Task statement: Each record below is to be reproduced without any change.

______

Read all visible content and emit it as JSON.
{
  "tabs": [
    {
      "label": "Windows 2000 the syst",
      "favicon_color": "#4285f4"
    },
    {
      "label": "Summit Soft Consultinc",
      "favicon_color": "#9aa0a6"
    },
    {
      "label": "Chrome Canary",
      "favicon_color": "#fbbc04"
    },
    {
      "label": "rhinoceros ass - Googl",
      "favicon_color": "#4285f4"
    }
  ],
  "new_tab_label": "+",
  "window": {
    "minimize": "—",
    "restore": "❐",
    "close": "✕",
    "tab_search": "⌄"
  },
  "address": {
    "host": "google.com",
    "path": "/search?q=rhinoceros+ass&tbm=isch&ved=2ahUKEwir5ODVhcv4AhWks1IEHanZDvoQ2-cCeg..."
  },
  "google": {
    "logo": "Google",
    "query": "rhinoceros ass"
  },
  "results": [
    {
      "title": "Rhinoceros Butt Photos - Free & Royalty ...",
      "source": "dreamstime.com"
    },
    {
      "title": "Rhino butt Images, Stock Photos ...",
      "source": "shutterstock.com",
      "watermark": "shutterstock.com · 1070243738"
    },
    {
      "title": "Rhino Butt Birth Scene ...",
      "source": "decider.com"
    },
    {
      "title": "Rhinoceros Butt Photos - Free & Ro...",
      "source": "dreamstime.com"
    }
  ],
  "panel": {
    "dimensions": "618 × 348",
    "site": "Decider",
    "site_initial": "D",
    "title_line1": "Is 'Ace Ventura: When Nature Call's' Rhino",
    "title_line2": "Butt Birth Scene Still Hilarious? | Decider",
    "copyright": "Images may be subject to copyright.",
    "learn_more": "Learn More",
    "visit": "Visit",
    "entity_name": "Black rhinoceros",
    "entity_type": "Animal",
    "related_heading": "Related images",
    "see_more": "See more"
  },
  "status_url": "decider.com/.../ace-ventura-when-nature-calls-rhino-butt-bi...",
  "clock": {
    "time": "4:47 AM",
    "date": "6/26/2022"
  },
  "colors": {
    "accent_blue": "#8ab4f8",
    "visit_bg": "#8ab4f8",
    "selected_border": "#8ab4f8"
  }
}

______

Finished exercise:
Read all visible content and emit it as JSON.
{
  "tabs": [
    {
      "label": "Windows 2000 the syst",
      "favicon_color": "#4285f4"
    },
    {
      "label": "Summit Soft Consultinc",
      "favicon_color": "#9aa0a6"
    },
    {
      "label": "Chrome Canary",
      "favicon_color": "#fbbc04"
    },
    {
      "label": "rhinoceros ass - Googl",
      "favicon_color": "#4285f4"
    }
  ],
  "new_tab_label": "+",
  "window": {
    "minimize": "—",
    "restore": "❐",
    "close": "✕",
    "tab_search": "⌄"
  },
  "address": {
    "host": "google.com",
    "path": "/search?q=rhinoceros+ass&tbm=isch&ved=2ahUKEwir5ODVhcv4AhWks1IEHanZDvoQ2-cCeg..."
  },
  "google": {
    "logo": "Google",
    "query": "rhinoceros ass"
  },
  "results": [
    {
      "title": "Rhinoceros Butt Photos - Free & Royalty ...",
      "source": "dreamstime.com"
    },
    {
      "title": "Rhino butt Images, Stock Photos ...",
      "source": "shutterstock.com",
      "watermark": "shutterstock.com · 1070243738"
    },
    {
      "title": "Rhino Butt Birth Scene ...",
      "source": "decider.com"
    },
    {
      "title": "Rhinoceros Butt Photos - Free & Ro...",
      "source": "dreamstime.com"
    }
  ],
  "panel": {
    "dimensions": "618 × 348",
    "site": "Decider",
    "site_initial": "D",
    "title_line1": "Is 'Ace Ventura: When Nature Call's' Rhino",
    "title_line2": "Butt Birth Scene Still Hilarious? | Decider",
    "copyright": "Images may be subject to copyright.",
    "learn_more": "Learn More",
    "visit": "Visit",
    "entity_name": "Black rhinoceros",
    "entity_type": "Animal",
    "related_heading": "Related images",
    "see_more": "See more"
  },
  "status_url": "decider.com/.../ace-ventura-when-nature-calls-rhino-butt-bi...",
  "clock": {
    "time": "4:47 AM",
    "date": "6/26/2022"
  },
  "colors": {
    "accent_blue": "#8ab4f8",
    "visit_bg": "#8ab4f8",
    "selected_border": "#8ab4f8"
  }
}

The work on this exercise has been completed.